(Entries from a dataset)
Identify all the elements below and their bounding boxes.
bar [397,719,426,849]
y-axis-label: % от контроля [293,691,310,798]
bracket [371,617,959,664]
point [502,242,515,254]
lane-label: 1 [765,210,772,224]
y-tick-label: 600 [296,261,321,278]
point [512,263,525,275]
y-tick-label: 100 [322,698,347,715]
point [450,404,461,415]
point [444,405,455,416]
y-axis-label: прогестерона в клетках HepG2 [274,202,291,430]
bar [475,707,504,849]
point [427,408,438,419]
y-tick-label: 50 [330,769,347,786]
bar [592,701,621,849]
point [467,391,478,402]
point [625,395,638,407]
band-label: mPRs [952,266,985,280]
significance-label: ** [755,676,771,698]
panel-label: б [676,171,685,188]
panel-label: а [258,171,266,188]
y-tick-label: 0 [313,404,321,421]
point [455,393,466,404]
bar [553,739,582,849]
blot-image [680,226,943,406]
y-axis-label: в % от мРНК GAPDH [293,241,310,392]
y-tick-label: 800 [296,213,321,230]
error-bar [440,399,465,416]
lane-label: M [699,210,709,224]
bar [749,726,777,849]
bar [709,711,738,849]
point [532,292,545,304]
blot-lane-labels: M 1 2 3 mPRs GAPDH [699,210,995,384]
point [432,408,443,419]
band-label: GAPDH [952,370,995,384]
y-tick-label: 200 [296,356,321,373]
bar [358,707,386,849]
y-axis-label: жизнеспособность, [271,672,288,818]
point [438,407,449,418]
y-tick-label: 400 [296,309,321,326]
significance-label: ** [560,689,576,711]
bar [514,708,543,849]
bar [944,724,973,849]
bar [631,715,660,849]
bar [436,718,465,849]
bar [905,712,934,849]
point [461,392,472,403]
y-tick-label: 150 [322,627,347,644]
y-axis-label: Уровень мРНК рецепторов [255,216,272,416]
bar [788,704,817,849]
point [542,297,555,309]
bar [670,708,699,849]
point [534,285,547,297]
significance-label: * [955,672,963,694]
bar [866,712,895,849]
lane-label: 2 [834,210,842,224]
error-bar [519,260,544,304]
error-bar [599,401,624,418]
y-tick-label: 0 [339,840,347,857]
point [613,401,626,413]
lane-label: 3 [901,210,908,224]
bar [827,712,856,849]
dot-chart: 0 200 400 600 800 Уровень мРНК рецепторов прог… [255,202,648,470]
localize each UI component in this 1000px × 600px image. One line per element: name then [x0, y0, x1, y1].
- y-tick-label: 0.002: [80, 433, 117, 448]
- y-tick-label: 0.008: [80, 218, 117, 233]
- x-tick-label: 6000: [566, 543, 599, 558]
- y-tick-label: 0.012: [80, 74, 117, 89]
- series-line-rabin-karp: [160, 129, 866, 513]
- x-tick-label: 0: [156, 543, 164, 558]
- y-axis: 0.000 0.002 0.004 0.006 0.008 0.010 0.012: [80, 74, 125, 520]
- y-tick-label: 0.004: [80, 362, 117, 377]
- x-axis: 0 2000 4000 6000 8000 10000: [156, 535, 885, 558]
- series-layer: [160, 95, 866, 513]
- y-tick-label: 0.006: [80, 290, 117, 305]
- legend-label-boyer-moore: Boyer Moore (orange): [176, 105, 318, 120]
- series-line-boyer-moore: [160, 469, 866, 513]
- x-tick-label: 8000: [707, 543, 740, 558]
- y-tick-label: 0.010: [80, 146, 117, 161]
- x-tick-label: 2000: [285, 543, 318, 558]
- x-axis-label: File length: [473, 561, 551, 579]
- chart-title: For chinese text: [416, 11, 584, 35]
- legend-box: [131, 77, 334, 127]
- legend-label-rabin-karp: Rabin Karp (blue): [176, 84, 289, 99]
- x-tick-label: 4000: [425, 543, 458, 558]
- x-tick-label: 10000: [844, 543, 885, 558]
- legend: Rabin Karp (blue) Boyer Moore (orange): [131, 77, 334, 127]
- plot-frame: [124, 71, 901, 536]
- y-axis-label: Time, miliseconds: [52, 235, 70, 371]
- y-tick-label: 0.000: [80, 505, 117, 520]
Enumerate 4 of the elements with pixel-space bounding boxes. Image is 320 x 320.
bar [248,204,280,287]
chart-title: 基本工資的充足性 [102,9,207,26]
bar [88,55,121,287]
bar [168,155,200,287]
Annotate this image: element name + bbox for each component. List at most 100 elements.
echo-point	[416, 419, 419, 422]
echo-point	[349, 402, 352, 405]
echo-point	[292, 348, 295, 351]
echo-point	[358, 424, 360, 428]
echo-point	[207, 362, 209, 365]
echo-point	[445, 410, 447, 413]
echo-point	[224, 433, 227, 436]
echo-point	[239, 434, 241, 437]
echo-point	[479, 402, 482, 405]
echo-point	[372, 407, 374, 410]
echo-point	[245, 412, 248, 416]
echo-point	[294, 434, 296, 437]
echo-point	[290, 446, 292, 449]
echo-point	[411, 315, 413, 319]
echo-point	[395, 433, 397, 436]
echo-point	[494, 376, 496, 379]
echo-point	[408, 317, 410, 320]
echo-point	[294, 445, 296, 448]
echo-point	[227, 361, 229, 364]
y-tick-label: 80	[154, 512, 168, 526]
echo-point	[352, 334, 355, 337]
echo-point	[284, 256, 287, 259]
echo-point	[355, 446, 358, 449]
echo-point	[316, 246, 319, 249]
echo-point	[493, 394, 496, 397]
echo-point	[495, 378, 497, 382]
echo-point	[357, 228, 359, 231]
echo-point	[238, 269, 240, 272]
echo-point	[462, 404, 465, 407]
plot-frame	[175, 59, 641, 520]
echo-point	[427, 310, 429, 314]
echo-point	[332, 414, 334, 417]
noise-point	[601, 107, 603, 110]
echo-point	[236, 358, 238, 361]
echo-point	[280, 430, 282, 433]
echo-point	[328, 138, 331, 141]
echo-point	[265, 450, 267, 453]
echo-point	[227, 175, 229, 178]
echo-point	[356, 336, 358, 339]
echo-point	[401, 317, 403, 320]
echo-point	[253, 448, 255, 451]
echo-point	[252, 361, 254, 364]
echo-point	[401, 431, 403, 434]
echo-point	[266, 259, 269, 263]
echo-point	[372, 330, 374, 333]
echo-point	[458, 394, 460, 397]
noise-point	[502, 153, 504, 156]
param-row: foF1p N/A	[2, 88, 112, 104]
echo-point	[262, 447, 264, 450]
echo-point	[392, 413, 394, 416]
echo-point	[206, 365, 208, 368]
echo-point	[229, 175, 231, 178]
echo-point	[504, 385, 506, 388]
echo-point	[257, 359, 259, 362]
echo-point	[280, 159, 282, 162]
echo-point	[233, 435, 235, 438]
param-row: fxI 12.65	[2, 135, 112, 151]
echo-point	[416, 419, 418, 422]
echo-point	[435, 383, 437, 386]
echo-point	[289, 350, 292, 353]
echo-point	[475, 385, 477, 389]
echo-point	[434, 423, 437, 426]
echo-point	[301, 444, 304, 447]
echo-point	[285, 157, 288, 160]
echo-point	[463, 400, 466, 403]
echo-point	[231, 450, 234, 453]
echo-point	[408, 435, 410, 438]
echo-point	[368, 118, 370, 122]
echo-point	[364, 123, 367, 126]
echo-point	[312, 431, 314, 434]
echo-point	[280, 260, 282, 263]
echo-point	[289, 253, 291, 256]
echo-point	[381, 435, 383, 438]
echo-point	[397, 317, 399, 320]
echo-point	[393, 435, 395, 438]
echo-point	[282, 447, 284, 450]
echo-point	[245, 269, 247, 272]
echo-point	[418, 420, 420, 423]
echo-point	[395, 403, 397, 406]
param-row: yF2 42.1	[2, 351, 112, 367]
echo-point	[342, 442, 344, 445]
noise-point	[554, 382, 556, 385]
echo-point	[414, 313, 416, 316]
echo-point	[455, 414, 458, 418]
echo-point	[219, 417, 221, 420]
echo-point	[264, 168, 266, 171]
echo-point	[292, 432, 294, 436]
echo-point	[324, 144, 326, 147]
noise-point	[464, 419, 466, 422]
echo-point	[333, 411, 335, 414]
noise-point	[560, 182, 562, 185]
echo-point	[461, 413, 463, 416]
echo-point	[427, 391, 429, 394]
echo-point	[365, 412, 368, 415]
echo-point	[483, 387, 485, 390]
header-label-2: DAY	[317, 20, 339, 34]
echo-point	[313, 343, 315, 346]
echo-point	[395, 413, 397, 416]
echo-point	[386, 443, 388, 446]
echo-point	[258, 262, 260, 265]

Requirement
Copy the lines word for word, beginning with the very first line of the entries and ending after the line that has "y-axis-label: жизнеспособность, [271,672,288,818]".

Correct output
Identify all the elements below and their bounding boxes.
bar [397,719,426,849]
y-axis-label: % от контроля [293,691,310,798]
bracket [371,617,959,664]
point [502,242,515,254]
lane-label: 1 [765,210,772,224]
y-tick-label: 600 [296,261,321,278]
point [512,263,525,275]
y-tick-label: 100 [322,698,347,715]
point [450,404,461,415]
point [444,405,455,416]
y-axis-label: прогестерона в клетках HepG2 [274,202,291,430]
bar [475,707,504,849]
point [427,408,438,419]
y-tick-label: 50 [330,769,347,786]
bar [592,701,621,849]
point [467,391,478,402]
point [625,395,638,407]
band-label: mPRs [952,266,985,280]
significance-label: ** [755,676,771,698]
panel-label: б [676,171,685,188]
panel-label: а [258,171,266,188]
y-tick-label: 0 [313,404,321,421]
point [455,393,466,404]
bar [553,739,582,849]
blot-image [680,226,943,406]
y-axis-label: в % от мРНК GAPDH [293,241,310,392]
y-tick-label: 800 [296,213,321,230]
error-bar [440,399,465,416]
lane-label: M [699,210,709,224]
bar [749,726,777,849]
bar [709,711,738,849]
point [532,292,545,304]
blot-lane-labels: M 1 2 3 mPRs GAPDH [699,210,995,384]
point [432,408,443,419]
band-label: GAPDH [952,370,995,384]
y-tick-label: 200 [296,356,321,373]
bar [358,707,386,849]
y-axis-label: жизнеспособность, [271,672,288,818]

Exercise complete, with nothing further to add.